What needs to be done: Transcribe each record below word for word.

* Start *

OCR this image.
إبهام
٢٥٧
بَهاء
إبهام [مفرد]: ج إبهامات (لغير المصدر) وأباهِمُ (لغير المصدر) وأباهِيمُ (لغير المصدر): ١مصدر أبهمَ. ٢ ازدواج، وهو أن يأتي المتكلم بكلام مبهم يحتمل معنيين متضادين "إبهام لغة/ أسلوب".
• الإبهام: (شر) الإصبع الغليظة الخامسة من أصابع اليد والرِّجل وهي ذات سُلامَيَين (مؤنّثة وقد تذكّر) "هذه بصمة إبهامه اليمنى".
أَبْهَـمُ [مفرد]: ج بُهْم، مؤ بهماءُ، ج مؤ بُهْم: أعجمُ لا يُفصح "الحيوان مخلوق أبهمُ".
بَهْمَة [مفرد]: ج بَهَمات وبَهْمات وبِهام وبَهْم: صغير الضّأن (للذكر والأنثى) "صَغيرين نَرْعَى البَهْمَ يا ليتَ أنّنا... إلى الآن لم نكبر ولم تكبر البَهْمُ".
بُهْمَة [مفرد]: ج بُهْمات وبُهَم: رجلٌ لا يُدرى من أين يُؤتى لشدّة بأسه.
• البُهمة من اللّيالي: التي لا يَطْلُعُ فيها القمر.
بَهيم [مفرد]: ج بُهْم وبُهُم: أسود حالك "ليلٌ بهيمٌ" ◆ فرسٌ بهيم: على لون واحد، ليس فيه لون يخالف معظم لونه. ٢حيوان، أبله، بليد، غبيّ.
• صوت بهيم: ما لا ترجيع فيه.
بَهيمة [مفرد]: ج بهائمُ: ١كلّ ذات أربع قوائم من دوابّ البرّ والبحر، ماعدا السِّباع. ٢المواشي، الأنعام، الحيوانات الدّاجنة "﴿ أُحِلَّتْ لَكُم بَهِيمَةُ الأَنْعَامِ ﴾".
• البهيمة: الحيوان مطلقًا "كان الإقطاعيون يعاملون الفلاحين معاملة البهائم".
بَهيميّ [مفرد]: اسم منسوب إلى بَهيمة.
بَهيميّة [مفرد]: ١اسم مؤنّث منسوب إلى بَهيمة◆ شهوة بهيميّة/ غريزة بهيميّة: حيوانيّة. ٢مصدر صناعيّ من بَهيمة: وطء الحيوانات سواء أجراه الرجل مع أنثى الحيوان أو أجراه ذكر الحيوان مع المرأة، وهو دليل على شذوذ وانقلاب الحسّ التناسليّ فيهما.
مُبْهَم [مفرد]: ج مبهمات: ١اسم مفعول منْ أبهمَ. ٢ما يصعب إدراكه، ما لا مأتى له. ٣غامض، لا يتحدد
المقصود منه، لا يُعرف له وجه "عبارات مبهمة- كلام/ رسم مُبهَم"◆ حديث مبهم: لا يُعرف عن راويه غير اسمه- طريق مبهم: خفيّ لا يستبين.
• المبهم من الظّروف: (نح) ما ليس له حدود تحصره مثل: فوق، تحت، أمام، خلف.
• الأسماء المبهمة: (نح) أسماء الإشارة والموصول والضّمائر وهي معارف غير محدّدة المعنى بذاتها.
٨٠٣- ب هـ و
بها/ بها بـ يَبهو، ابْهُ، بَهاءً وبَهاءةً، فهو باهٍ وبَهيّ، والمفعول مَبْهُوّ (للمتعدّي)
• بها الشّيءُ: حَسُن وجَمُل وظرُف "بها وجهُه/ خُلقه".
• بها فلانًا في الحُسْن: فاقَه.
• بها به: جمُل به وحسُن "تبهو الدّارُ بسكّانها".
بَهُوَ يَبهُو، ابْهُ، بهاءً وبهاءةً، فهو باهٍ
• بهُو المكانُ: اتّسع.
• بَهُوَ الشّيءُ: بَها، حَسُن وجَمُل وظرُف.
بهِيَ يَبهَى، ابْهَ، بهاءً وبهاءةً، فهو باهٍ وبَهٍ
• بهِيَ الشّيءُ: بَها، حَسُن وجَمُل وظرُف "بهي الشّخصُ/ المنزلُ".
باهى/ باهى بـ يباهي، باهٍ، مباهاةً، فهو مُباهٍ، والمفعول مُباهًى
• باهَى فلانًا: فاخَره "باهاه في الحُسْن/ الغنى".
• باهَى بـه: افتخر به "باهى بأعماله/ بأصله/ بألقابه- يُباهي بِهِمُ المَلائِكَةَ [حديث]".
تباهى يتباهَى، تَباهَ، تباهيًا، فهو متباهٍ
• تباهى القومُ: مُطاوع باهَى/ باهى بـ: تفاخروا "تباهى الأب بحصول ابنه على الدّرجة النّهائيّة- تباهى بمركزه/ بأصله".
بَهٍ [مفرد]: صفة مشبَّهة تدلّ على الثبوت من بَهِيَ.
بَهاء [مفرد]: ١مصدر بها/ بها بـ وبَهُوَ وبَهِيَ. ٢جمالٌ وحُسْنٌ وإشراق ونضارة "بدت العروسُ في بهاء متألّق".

* End *

Task result:
OCR this image.
إبهام
٢٥٧
بَهاء
إبهام [مفرد]: ج إبهامات (لغير المصدر) وأباهِمُ (لغير المصدر) وأباهِيمُ (لغير المصدر): ١مصدر أبهمَ. ٢ ازدواج، وهو أن يأتي المتكلم بكلام مبهم يحتمل معنيين متضادين "إبهام لغة/ أسلوب".
• الإبهام: (شر) الإصبع الغليظة الخامسة من أصابع اليد والرِّجل وهي ذات سُلامَيَين (مؤنّثة وقد تذكّر) "هذه بصمة إبهامه اليمنى".
أَبْهَـمُ [مفرد]: ج بُهْم، مؤ بهماءُ، ج مؤ بُهْم: أعجمُ لا يُفصح "الحيوان مخلوق أبهمُ".
بَهْمَة [مفرد]: ج بَهَمات وبَهْمات وبِهام وبَهْم: صغير الضّأن (للذكر والأنثى) "صَغيرين نَرْعَى البَهْمَ يا ليتَ أنّنا... إلى الآن لم نكبر ولم تكبر البَهْمُ".
بُهْمَة [مفرد]: ج بُهْمات وبُهَم: رجلٌ لا يُدرى من أين يُؤتى لشدّة بأسه.
• البُهمة من اللّيالي: التي لا يَطْلُعُ فيها القمر.
بَهيم [مفرد]: ج بُهْم وبُهُم: أسود حالك "ليلٌ بهيمٌ" ◆ فرسٌ بهيم: على لون واحد، ليس فيه لون يخالف معظم لونه. ٢حيوان، أبله، بليد، غبيّ.
• صوت بهيم: ما لا ترجيع فيه.
بَهيمة [مفرد]: ج بهائمُ: ١كلّ ذات أربع قوائم من دوابّ البرّ والبحر، ماعدا السِّباع. ٢المواشي، الأنعام، الحيوانات الدّاجنة "﴿ أُحِلَّتْ لَكُم بَهِيمَةُ الأَنْعَامِ ﴾".
• البهيمة: الحيوان مطلقًا "كان الإقطاعيون يعاملون الفلاحين معاملة البهائم".
بَهيميّ [مفرد]: اسم منسوب إلى بَهيمة.
بَهيميّة [مفرد]: ١اسم مؤنّث منسوب إلى بَهيمة◆ شهوة بهيميّة/ غريزة بهيميّة: حيوانيّة. ٢مصدر صناعيّ من بَهيمة: وطء الحيوانات سواء أجراه الرجل مع أنثى الحيوان أو أجراه ذكر الحيوان مع المرأة، وهو دليل على شذوذ وانقلاب الحسّ التناسليّ فيهما.
مُبْهَم [مفرد]: ج مبهمات: ١اسم مفعول منْ أبهمَ. ٢ما يصعب إدراكه، ما لا مأتى له. ٣غامض، لا يتحدد
المقصود منه، لا يُعرف له وجه "عبارات مبهمة- كلام/ رسم مُبهَم"◆ حديث مبهم: لا يُعرف عن راويه غير اسمه- طريق مبهم: خفيّ لا يستبين.
• المبهم من الظّروف: (نح) ما ليس له حدود تحصره مثل: فوق، تحت، أمام، خلف.
• الأسماء المبهمة: (نح) أسماء الإشارة والموصول والضّمائر وهي معارف غير محدّدة المعنى بذاتها.
٨٠٣- ب هـ و
بها/ بها بـ يَبهو، ابْهُ، بَهاءً وبَهاءةً، فهو باهٍ وبَهيّ، والمفعول مَبْهُوّ (للمتعدّي)
• بها الشّيءُ: حَسُن وجَمُل وظرُف "بها وجهُه/ خُلقه".
• بها فلانًا في الحُسْن: فاقَه.
• بها به: جمُل به وحسُن "تبهو الدّارُ بسكّانها".
بَهُوَ يَبهُو، ابْهُ، بهاءً وبهاءةً، فهو باهٍ
• بهُو المكانُ: اتّسع.
• بَهُوَ الشّيءُ: بَها، حَسُن وجَمُل وظرُف.
بهِيَ يَبهَى، ابْهَ، بهاءً وبهاءةً، فهو باهٍ وبَهٍ
• بهِيَ الشّيءُ: بَها، حَسُن وجَمُل وظرُف "بهي الشّخصُ/ المنزلُ".
باهى/ باهى بـ يباهي، باهٍ، مباهاةً، فهو مُباهٍ، والمفعول مُباهًى
• باهَى فلانًا: فاخَره "باهاه في الحُسْن/ الغنى".
• باهَى بـه: افتخر به "باهى بأعماله/ بأصله/ بألقابه- يُباهي بِهِمُ المَلائِكَةَ [حديث]".
تباهى يتباهَى، تَباهَ، تباهيًا، فهو متباهٍ
• تباهى القومُ: مُطاوع باهَى/ باهى بـ: تفاخروا "تباهى الأب بحصول ابنه على الدّرجة النّهائيّة- تباهى بمركزه/ بأصله".
بَهٍ [مفرد]: صفة مشبَّهة تدلّ على الثبوت من بَهِيَ.
بَهاء [مفرد]: ١مصدر بها/ بها بـ وبَهُوَ وبَهِيَ. ٢جمالٌ وحُسْنٌ وإشراق ونضارة "بدت العروسُ في بهاء متألّق".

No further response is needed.